Listing:
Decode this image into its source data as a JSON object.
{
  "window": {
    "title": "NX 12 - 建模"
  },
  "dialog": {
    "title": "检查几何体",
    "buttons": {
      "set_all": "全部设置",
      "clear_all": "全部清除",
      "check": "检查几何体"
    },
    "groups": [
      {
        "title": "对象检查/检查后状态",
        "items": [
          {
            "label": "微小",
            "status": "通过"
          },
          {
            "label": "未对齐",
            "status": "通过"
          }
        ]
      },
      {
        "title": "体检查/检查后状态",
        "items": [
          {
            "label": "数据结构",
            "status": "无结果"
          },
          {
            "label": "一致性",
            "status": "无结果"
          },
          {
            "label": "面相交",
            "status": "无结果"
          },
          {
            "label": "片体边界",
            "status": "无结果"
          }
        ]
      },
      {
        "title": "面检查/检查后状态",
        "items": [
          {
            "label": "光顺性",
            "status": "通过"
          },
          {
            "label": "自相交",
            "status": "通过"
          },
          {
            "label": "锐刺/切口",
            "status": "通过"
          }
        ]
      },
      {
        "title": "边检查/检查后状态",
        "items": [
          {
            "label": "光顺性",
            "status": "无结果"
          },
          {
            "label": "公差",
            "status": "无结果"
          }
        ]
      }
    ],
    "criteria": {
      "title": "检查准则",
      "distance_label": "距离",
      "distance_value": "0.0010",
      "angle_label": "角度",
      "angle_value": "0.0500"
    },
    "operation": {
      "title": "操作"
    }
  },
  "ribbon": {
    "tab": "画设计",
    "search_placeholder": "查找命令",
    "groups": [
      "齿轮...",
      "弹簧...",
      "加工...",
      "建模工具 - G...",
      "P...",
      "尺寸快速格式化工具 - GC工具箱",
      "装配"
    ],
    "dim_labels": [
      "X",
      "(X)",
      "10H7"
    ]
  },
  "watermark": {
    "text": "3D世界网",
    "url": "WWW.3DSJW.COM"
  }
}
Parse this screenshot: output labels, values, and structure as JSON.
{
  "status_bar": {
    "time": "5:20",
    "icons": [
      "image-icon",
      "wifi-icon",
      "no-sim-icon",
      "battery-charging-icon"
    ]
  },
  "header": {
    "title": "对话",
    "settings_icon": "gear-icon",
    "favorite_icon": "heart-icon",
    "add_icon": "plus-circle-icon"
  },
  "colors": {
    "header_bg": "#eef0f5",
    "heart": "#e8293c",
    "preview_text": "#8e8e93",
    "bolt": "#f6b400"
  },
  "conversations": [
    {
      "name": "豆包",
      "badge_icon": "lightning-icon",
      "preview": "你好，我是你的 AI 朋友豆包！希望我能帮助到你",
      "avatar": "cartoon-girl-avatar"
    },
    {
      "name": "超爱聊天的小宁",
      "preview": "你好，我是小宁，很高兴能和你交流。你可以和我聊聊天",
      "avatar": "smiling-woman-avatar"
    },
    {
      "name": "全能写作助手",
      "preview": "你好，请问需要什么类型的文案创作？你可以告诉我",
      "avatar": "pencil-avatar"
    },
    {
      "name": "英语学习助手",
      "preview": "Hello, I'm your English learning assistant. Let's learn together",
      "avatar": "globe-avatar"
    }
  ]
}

What needs to be done:
Identify the lines that hold the word "JSON". Copy every one of them.

Expected output:
Decode this image into its source data as a JSON object.
Parse this screenshot: output labels, values, and structure as JSON.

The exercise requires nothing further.